Goal: Every entry below should be transcribed exactly; pictures stay out of the copy.

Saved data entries
BEGIN
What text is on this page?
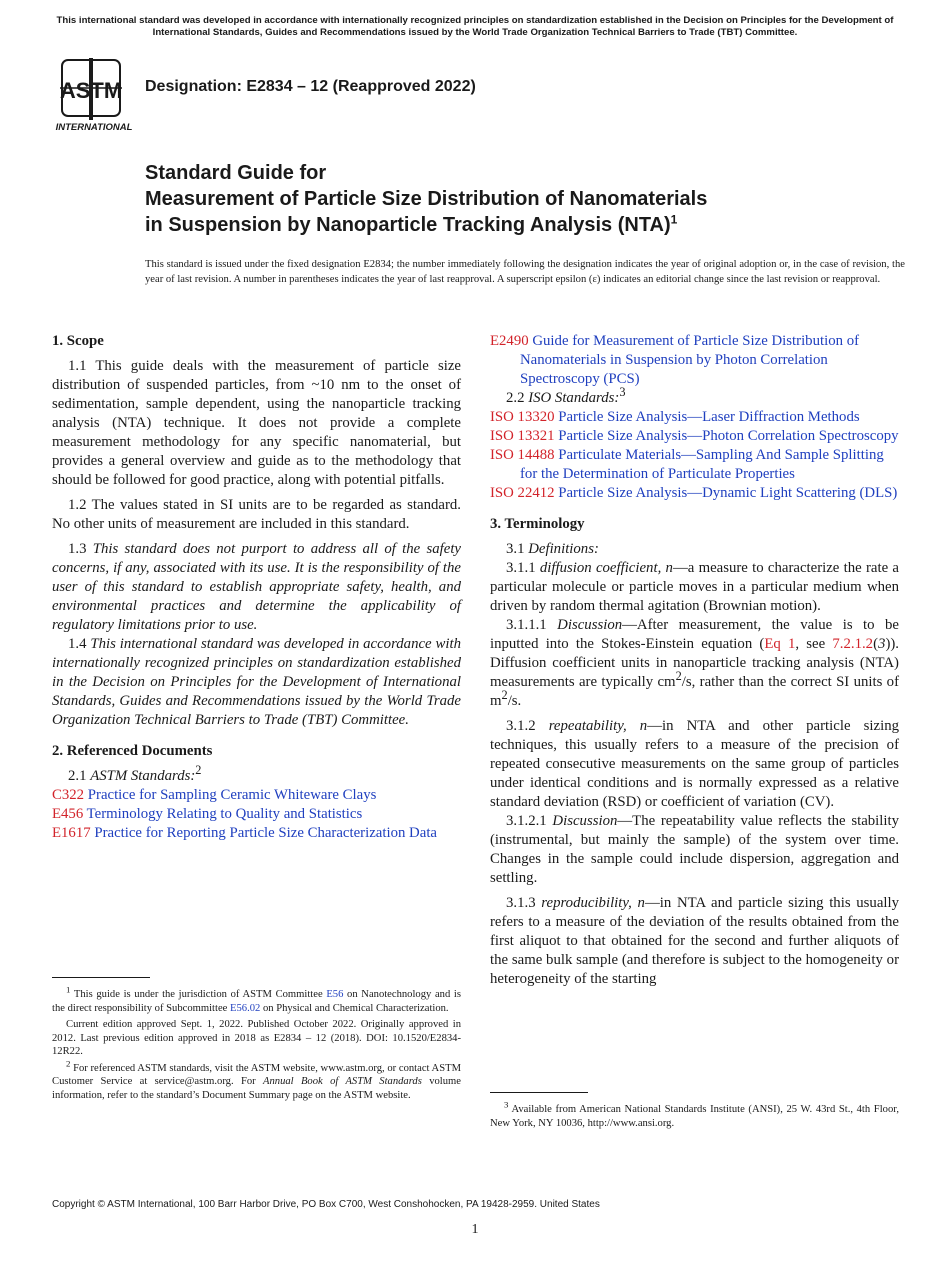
This international standard was developed in accordance with internationally recognized principles on standardization established in the Decision on Principles for the Development of International Standards, Guides and Recommendations issued by the World Trade Organization Technical Barriers to Trade (TBT) Committee.
ASTM
INTERNATIONAL
Designation: E2834 – 12 (Reapproved 2022)
Standard Guide for
Measurement of Particle Size Distribution of Nanomaterials
in Suspension by Nanoparticle Tracking Analysis (NTA)$^1$
This standard is issued under the fixed designation E2834; the number immediately following the designation indicates the year of original adoption or, in the case of revision, the year of last revision. A number in parentheses indicates the year of last reapproval. A superscript epsilon (ε) indicates an editorial change since the last revision or reapproval.

1. Scope

1.1 This guide deals with the measurement of particle size distribution of suspended particles, from ~10 nm to the onset of sedimentation, sample dependent, using the nanoparticle tracking analysis (NTA) technique. It does not provide a complete measurement methodology for any specific nanomaterial, but provides a general overview and guide as to the methodology that should be followed for good practice, along with potential pitfalls.

1.2 The values stated in SI units are to be regarded as standard. No other units of measurement are included in this standard.

1.3 This standard does not purport to address all of the safety concerns, if any, associated with its use. It is the responsibility of the user of this standard to establish appropriate safety, health, and environmental practices and determine the applicability of regulatory limitations prior to use.

1.4 This international standard was developed in accordance with internationally recognized principles on standardization established in the Decision on Principles for the Development of International Standards, Guides and Recommendations issued by the World Trade Organization Technical Barriers to Trade (TBT) Committee.

2. Referenced Documents

2.1 ASTM Standards:$^2$

C322 Practice for Sampling Ceramic Whiteware Clays

E456 Terminology Relating to Quality and Statistics

E1617 Practice for Reporting Particle Size Characterization Data

$^1$ This guide is under the jurisdiction of ASTM Committee E56 on Nanotechnology and is the direct responsibility of Subcommittee E56.02 on Physical and Chemical Characterization.

Current edition approved Sept. 1, 2022. Published October 2022. Originally approved in 2012. Last previous edition approved in 2018 as E2834 – 12 (2018). DOI: 10.1520/E2834-12R22.

$^2$ For referenced ASTM standards, visit the ASTM website, www.astm.org, or contact ASTM Customer Service at service@astm.org. For Annual Book of ASTM Standards volume information, refer to the standard’s Document Summary page on the ASTM website.

E2490 Guide for Measurement of Particle Size Distribution of Nanomaterials in Suspension by Photon Correlation Spectroscopy (PCS)

2.2 ISO Standards:$^3$

ISO 13320 Particle Size Analysis—Laser Diffraction Methods

ISO 13321 Particle Size Analysis—Photon Correlation Spectroscopy

ISO 14488 Particulate Materials—Sampling And Sample Splitting for the Determination of Particulate Properties

ISO 22412 Particle Size Analysis—Dynamic Light Scattering (DLS)

3. Terminology

3.1 Definitions:

3.1.1 diffusion coefficient, n—a measure to characterize the rate a particular molecule or particle moves in a particular medium when driven by random thermal agitation (Brownian motion).

3.1.1.1 Discussion—After measurement, the value is to be inputted into the Stokes-Einstein equation (Eq 1, see 7.2.1.2(3)). Diffusion coefficient units in nanoparticle tracking analysis (NTA) measurements are typically $cm^2/s$, rather than the correct SI units of $m^2/s$.

3.1.2 repeatability, n—in NTA and other particle sizing techniques, this usually refers to a measure of the precision of repeated consecutive measurements on the same group of particles under identical conditions and is normally expressed as a relative standard deviation (RSD) or coefficient of variation (CV).

3.1.2.1 Discussion—The repeatability value reflects the stability (instrumental, but mainly the sample) of the system over time. Changes in the sample could include dispersion, aggregation and settling.

3.1.3 reproducibility, n—in NTA and particle sizing this usually refers to a measure of the deviation of the results obtained from the first aliquot to that obtained for the second and further aliquots of the same bulk sample (and therefore is subject to the homogeneity or heterogeneity of the starting

$^3$ Available from American National Standards Institute (ANSI), 25 W. 43rd St., 4th Floor, New York, NY 10036, http://www.ansi.org.

Copyright © ASTM International, 100 Barr Harbor Drive, PO Box C700, West Conshohocken, PA 19428-2959. United States
1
END
Problem solution:
What text is on this page?
This international standard was developed in accordance with internationally recognized principles on standardization established in the Decision on Principles for the Development of International Standards, Guides and Recommendations issued by the World Trade Organization Technical Barriers to Trade (TBT) Committee.
ASTM
INTERNATIONAL
Designation: E2834 – 12 (Reapproved 2022)
Standard Guide for
Measurement of Particle Size Distribution of Nanomaterials
in Suspension by Nanoparticle Tracking Analysis (NTA)$^1$
This standard is issued under the fixed designation E2834; the number immediately following the designation indicates the year of original adoption or, in the case of revision, the year of last revision. A number in parentheses indicates the year of last reapproval. A superscript epsilon (ε) indicates an editorial change since the last revision or reapproval.

1. Scope

1.1 This guide deals with the measurement of particle size distribution of suspended particles, from ~10 nm to the onset of sedimentation, sample dependent, using the nanoparticle tracking analysis (NTA) technique. It does not provide a complete measurement methodology for any specific nanomaterial, but provides a general overview and guide as to the methodology that should be followed for good practice, along with potential pitfalls.

1.2 The values stated in SI units are to be regarded as standard. No other units of measurement are included in this standard.

1.3 This standard does not purport to address all of the safety concerns, if any, associated with its use. It is the responsibility of the user of this standard to establish appropriate safety, health, and environmental practices and determine the applicability of regulatory limitations prior to use.

1.4 This international standard was developed in accordance with internationally recognized principles on standardization established in the Decision on Principles for the Development of International Standards, Guides and Recommendations issued by the World Trade Organization Technical Barriers to Trade (TBT) Committee.

2. Referenced Documents

2.1 ASTM Standards:$^2$

C322 Practice for Sampling Ceramic Whiteware Clays

E456 Terminology Relating to Quality and Statistics

E1617 Practice for Reporting Particle Size Characterization Data

$^1$ This guide is under the jurisdiction of ASTM Committee E56 on Nanotechnology and is the direct responsibility of Subcommittee E56.02 on Physical and Chemical Characterization.

Current edition approved Sept. 1, 2022. Published October 2022. Originally approved in 2012. Last previous edition approved in 2018 as E2834 – 12 (2018). DOI: 10.1520/E2834-12R22.

$^2$ For referenced ASTM standards, visit the ASTM website, www.astm.org, or contact ASTM Customer Service at service@astm.org. For Annual Book of ASTM Standards volume information, refer to the standard’s Document Summary page on the ASTM website.

E2490 Guide for Measurement of Particle Size Distribution of Nanomaterials in Suspension by Photon Correlation Spectroscopy (PCS)

2.2 ISO Standards:$^3$

ISO 13320 Particle Size Analysis—Laser Diffraction Methods

ISO 13321 Particle Size Analysis—Photon Correlation Spectroscopy

ISO 14488 Particulate Materials—Sampling And Sample Splitting for the Determination of Particulate Properties

ISO 22412 Particle Size Analysis—Dynamic Light Scattering (DLS)

3. Terminology

3.1 Definitions:

3.1.1 diffusion coefficient, n—a measure to characterize the rate a particular molecule or particle moves in a particular medium when driven by random thermal agitation (Brownian motion).

3.1.1.1 Discussion—After measurement, the value is to be inputted into the Stokes-Einstein equation (Eq 1, see 7.2.1.2(3)). Diffusion coefficient units in nanoparticle tracking analysis (NTA) measurements are typically $cm^2/s$, rather than the correct SI units of $m^2/s$.

3.1.2 repeatability, n—in NTA and other particle sizing techniques, this usually refers to a measure of the precision of repeated consecutive measurements on the same group of particles under identical conditions and is normally expressed as a relative standard deviation (RSD) or coefficient of variation (CV).

3.1.2.1 Discussion—The repeatability value reflects the stability (instrumental, but mainly the sample) of the system over time. Changes in the sample could include dispersion, aggregation and settling.

3.1.3 reproducibility, n—in NTA and particle sizing this usually refers to a measure of the deviation of the results obtained from the first aliquot to that obtained for the second and further aliquots of the same bulk sample (and therefore is subject to the homogeneity or heterogeneity of the starting

$^3$ Available from American National Standards Institute (ANSI), 25 W. 43rd St., 4th Floor, New York, NY 10036, http://www.ansi.org.

Copyright © ASTM International, 100 Barr Harbor Drive, PO Box C700, West Conshohocken, PA 19428-2959. United States
1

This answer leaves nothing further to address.